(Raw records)

□ □ □

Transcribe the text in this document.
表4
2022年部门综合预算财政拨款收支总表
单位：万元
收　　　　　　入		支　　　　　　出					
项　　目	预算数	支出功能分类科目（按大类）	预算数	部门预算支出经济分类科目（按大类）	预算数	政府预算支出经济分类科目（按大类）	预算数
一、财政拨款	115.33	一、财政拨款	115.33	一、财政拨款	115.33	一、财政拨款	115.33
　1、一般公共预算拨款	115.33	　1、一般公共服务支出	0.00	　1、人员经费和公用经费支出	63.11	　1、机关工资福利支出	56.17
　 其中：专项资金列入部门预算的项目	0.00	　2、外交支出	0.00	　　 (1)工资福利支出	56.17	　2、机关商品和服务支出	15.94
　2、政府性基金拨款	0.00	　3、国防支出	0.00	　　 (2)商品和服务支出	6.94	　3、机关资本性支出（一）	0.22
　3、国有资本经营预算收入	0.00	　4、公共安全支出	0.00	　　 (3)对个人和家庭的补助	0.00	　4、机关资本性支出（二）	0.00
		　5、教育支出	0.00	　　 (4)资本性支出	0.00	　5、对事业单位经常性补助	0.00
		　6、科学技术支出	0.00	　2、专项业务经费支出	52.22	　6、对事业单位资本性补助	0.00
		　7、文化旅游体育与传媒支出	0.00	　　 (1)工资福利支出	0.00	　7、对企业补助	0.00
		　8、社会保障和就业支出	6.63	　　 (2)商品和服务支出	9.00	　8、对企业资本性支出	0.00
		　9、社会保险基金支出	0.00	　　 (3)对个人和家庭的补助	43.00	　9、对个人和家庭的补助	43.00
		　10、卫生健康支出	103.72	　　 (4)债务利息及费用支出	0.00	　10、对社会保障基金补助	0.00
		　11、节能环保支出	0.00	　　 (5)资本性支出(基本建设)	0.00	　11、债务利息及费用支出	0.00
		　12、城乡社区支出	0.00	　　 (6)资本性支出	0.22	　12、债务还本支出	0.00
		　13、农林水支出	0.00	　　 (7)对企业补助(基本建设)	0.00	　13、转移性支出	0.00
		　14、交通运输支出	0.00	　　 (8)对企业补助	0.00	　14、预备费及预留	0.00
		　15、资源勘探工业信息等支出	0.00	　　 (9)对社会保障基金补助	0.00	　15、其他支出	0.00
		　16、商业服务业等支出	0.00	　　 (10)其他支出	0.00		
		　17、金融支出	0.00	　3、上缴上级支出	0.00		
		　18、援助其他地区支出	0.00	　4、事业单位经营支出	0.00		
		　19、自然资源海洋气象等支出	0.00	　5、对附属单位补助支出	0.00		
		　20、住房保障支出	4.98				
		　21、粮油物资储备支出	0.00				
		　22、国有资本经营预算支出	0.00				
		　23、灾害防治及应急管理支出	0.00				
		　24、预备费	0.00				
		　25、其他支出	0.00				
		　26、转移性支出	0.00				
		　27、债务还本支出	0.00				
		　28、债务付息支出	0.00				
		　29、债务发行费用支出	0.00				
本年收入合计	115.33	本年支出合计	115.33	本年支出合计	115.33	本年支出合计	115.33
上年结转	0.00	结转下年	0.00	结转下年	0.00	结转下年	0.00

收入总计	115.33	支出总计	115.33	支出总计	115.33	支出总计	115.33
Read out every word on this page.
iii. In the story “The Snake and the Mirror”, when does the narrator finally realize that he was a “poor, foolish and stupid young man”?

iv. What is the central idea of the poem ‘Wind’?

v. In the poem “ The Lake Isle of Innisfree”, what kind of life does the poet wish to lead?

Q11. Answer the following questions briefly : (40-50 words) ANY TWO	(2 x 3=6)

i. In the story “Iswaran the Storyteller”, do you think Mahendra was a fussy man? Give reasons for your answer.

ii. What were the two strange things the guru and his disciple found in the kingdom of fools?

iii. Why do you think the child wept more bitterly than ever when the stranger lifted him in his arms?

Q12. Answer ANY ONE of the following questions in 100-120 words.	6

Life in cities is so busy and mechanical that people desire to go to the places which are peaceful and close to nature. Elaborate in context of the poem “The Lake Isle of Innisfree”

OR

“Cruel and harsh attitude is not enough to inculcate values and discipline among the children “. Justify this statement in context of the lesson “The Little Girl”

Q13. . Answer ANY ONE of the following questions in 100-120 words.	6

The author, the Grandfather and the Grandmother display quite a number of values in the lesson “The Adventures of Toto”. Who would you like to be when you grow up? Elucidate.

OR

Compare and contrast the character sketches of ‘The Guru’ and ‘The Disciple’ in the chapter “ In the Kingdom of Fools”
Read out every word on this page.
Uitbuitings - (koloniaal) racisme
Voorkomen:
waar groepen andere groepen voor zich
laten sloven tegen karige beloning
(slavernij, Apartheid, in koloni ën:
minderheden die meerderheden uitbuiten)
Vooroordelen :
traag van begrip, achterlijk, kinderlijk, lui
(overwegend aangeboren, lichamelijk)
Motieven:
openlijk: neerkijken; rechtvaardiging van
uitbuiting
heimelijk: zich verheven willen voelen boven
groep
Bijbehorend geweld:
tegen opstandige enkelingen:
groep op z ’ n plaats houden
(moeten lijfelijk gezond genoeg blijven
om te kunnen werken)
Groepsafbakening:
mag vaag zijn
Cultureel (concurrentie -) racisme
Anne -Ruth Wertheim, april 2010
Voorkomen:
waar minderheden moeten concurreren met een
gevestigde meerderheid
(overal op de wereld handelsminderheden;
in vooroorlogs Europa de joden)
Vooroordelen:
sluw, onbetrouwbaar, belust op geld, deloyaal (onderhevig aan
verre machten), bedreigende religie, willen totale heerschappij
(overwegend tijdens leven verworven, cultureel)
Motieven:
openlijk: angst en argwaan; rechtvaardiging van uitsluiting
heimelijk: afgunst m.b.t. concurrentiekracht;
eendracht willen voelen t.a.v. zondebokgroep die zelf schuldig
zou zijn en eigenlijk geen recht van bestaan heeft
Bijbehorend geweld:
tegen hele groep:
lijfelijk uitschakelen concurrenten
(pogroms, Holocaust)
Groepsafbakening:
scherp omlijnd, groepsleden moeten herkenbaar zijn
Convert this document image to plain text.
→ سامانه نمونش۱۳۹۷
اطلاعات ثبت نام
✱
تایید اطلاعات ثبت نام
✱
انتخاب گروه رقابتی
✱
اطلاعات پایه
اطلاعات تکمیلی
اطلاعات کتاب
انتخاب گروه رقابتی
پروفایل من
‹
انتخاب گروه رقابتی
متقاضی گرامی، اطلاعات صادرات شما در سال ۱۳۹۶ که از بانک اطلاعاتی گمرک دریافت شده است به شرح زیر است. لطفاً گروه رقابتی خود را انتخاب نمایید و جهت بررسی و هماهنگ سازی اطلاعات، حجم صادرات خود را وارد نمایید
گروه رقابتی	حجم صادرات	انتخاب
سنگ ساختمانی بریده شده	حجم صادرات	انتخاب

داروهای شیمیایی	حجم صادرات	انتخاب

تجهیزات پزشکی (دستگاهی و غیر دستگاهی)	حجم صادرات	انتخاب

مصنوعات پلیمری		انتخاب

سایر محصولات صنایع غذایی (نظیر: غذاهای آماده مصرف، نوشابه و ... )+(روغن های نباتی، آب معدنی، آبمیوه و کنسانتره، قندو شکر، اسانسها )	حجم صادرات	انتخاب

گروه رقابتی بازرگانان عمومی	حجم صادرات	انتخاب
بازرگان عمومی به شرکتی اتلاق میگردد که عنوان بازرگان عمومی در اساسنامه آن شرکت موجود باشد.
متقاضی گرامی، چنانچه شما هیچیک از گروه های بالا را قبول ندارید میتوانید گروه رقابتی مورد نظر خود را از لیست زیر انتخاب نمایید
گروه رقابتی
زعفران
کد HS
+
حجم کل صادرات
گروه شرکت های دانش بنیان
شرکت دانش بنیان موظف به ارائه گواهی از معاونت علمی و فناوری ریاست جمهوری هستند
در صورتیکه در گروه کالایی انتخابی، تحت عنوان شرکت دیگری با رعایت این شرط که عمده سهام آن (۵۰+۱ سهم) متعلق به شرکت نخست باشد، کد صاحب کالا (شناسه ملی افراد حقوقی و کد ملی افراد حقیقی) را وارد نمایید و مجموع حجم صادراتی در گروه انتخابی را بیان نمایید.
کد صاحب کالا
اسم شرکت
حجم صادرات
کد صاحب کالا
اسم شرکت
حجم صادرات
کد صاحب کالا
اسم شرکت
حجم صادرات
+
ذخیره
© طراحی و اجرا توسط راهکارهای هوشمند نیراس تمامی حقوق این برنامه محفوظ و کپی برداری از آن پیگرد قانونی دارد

□ □ □

* **Stated problem**:
Copy out each line of the data where the string "rechtvaardiging" appears.

* **Right answer**:
openlijk: neerkijken; rechtvaardiging van
openlijk: angst en argwaan; rechtvaardiging van uitsluiting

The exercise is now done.